Supplied records
====
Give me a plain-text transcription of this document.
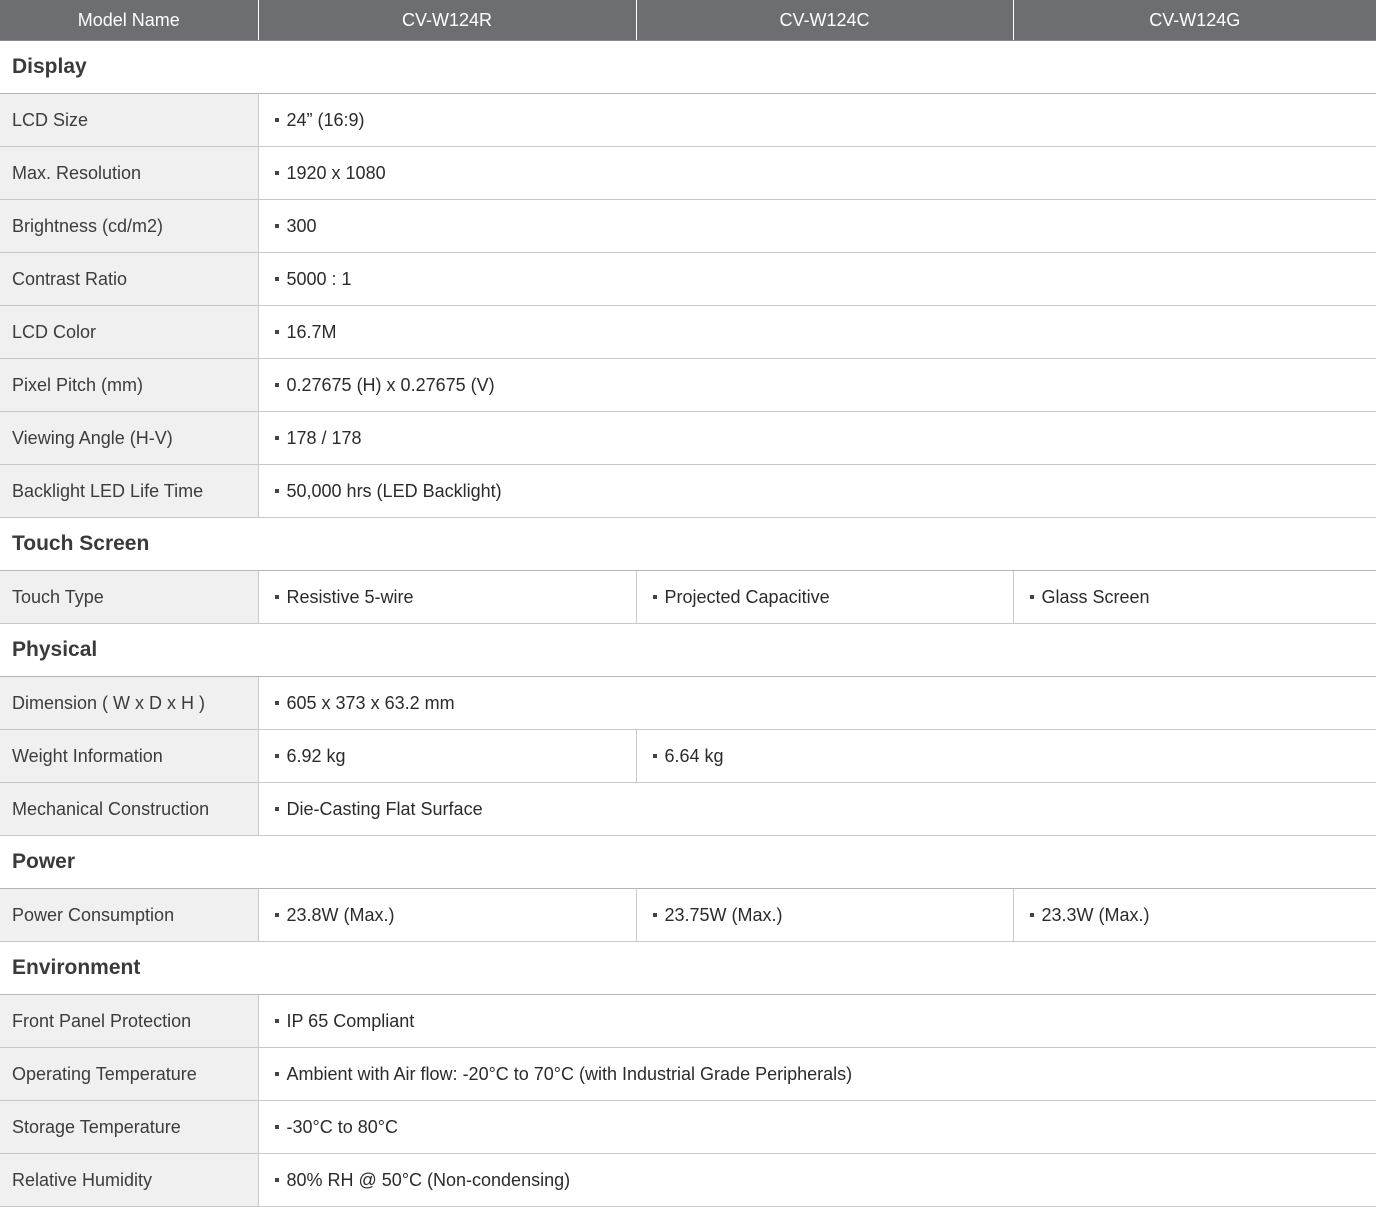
Model Name	CV-W124R	CV-W124C	CV-W124G
Display			
LCD Size	24” (16:9)		
Max. Resolution	1920 x 1080		
Brightness (cd/m2)	300		
Contrast Ratio	5000 : 1		
LCD Color	16.7M		
Pixel Pitch (mm)	0.27675 (H) x 0.27675 (V)		
Viewing Angle (H-V)	178 / 178		
Backlight LED Life Time	50,000 hrs (LED Backlight)		
Touch Screen			
Touch Type	Resistive 5-wire	Projected Capacitive	Glass Screen
Physical			
Dimension ( W x D x H )	605 x 373 x 63.2 mm		
Weight Information	6.92 kg	6.64 kg	
Mechanical Construction	Die-Casting Flat Surface		
Power			
Power Consumption	23.8W (Max.)	23.75W (Max.)	23.3W (Max.)
Environment			
Front Panel Protection	IP 65 Compliant		
Operating Temperature	Ambient with Air flow: -20°C to 70°C (with Industrial Grade Peripherals)		
Storage Temperature	-30°C to 80°C		
Relative Humidity	80% RH @ 50°C (Non-condensing)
====
Set problem
Without including any picture, retype the entries exactly.

Result for this exercise
Give me a plain-text transcription of this document.
Model Name	CV-W124R	CV-W124C	CV-W124G
Display			
LCD Size	24” (16:9)		
Max. Resolution	1920 x 1080		
Brightness (cd/m2)	300		
Contrast Ratio	5000 : 1		
LCD Color	16.7M		
Pixel Pitch (mm)	0.27675 (H) x 0.27675 (V)		
Viewing Angle (H-V)	178 / 178		
Backlight LED Life Time	50,000 hrs (LED Backlight)		
Touch Screen			
Touch Type	Resistive 5-wire	Projected Capacitive	Glass Screen
Physical			
Dimension ( W x D x H )	605 x 373 x 63.2 mm		
Weight Information	6.92 kg	6.64 kg	
Mechanical Construction	Die-Casting Flat Surface		
Power			
Power Consumption	23.8W (Max.)	23.75W (Max.)	23.3W (Max.)
Environment			
Front Panel Protection	IP 65 Compliant		
Operating Temperature	Ambient with Air flow: -20°C to 70°C (with Industrial Grade Peripherals)		
Storage Temperature	-30°C to 80°C		
Relative Humidity	80% RH @ 50°C (Non-condensing)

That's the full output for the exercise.